(THE INPUT):
++++++++++++++++++++

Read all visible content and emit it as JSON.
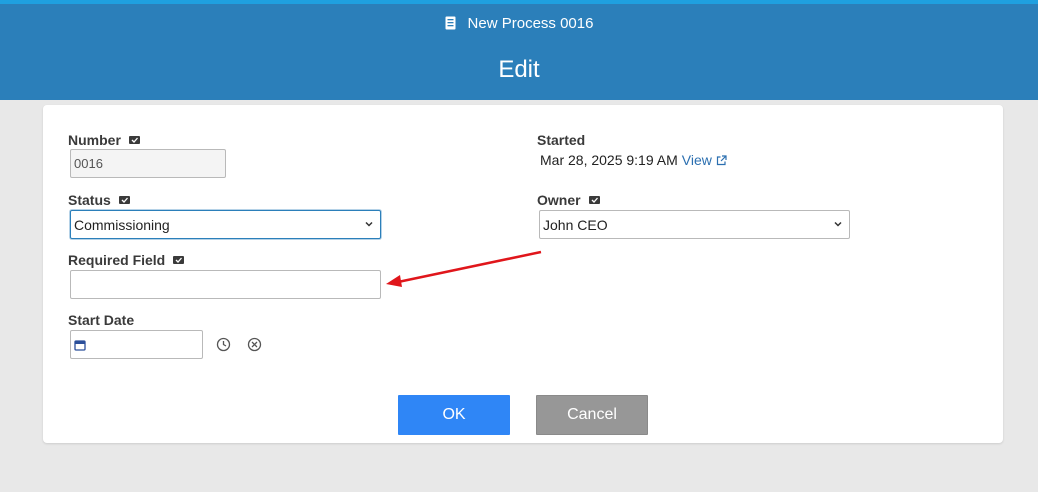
{
  "header": {
    "process_title": "New Process 0016",
    "page_title": "Edit",
    "doc_icon": "document-icon"
  },
  "form": {
    "number": {
      "label": "Number",
      "value": "0016"
    },
    "status": {
      "label": "Status",
      "value": "Commissioning"
    },
    "required_field": {
      "label": "Required Field",
      "value": ""
    },
    "start_date": {
      "label": "Start Date",
      "value": ""
    },
    "started": {
      "label": "Started",
      "value": "Mar 28, 2025 9:19 AM",
      "link": "View"
    },
    "owner": {
      "label": "Owner",
      "value": "John CEO"
    }
  },
  "actions": {
    "ok_label": "OK",
    "cancel_label": "Cancel"
  },
  "colors": {
    "header": "#2b7fba",
    "accent": "#2f86f6",
    "annotation_arrow": "#e0161b"
  }
}
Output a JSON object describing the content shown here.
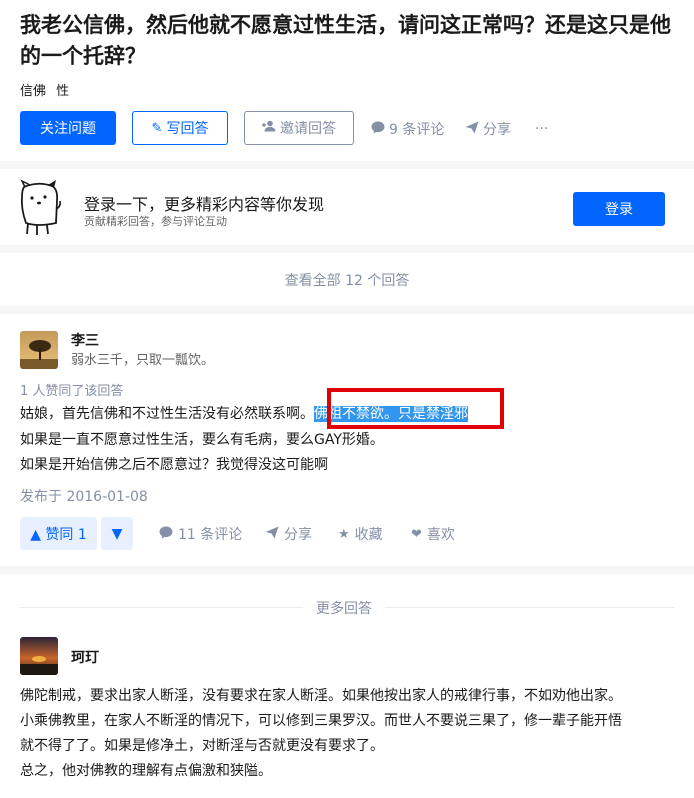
{
  "question": {
    "title": "我老公信佛，然后他就不愿意过性生活，请问这正常吗？还是这只是他的一个托辞？",
    "tags": [
      "信佛",
      "性"
    ],
    "follow_label": "关注问题",
    "write_label": "写回答",
    "invite_label": "邀请回答",
    "comments_label": "9 条评论",
    "share_label": "分享",
    "more_label": "···"
  },
  "login": {
    "title": "登录一下，更多精彩内容等你发现",
    "subtitle": "贡献精彩回答，参与评论互动",
    "button": "登录"
  },
  "view_all": "查看全部 12 个回答",
  "answer": {
    "author_name": "李三",
    "author_bio": "弱水三千，只取一瓢饮。",
    "upvote_note": "1 人赞同了该回答",
    "line1_plain": "姑娘，首先信佛和不过性生活没有必然联系啊。",
    "line1_highlight": "佛祖不禁欲。只是禁淫邪",
    "line2": "如果是一直不愿意过性生活，要么有毛病，要么GAY形婚。",
    "line3": "如果是开始信佛之后不愿意过？我觉得没这可能啊",
    "date": "发布于 2016-01-08",
    "vote_label": "▲ 赞同 1",
    "comments_label": "11 条评论",
    "share_label": "分享",
    "collect_label": "收藏",
    "like_label": "喜欢"
  },
  "more": {
    "label": "更多回答",
    "author_name": "珂玎",
    "lines": [
      "佛陀制戒，要求出家人断淫，没有要求在家人断淫。如果他按出家人的戒律行事，不如劝他出家。",
      "小乘佛教里，在家人不断淫的情况下，可以修到三果罗汉。而世人不要说三果了，修一辈子能开悟",
      "就不得了了。如果是修净土，对断淫与否就更没有要求了。",
      "总之，他对佛教的理解有点偏激和狭隘。"
    ]
  },
  "colors": {
    "accent": "#0066ff",
    "muted": "#8590a6",
    "highlight": "#3296f0",
    "annotation_box": "#e00000"
  }
}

++++++++++++++++++++

Where a line above contains the word "JSON", copy that line.

(CORRECT RESPONSE):
Read all visible content and emit it as JSON.
Output a JSON object describing the content shown here.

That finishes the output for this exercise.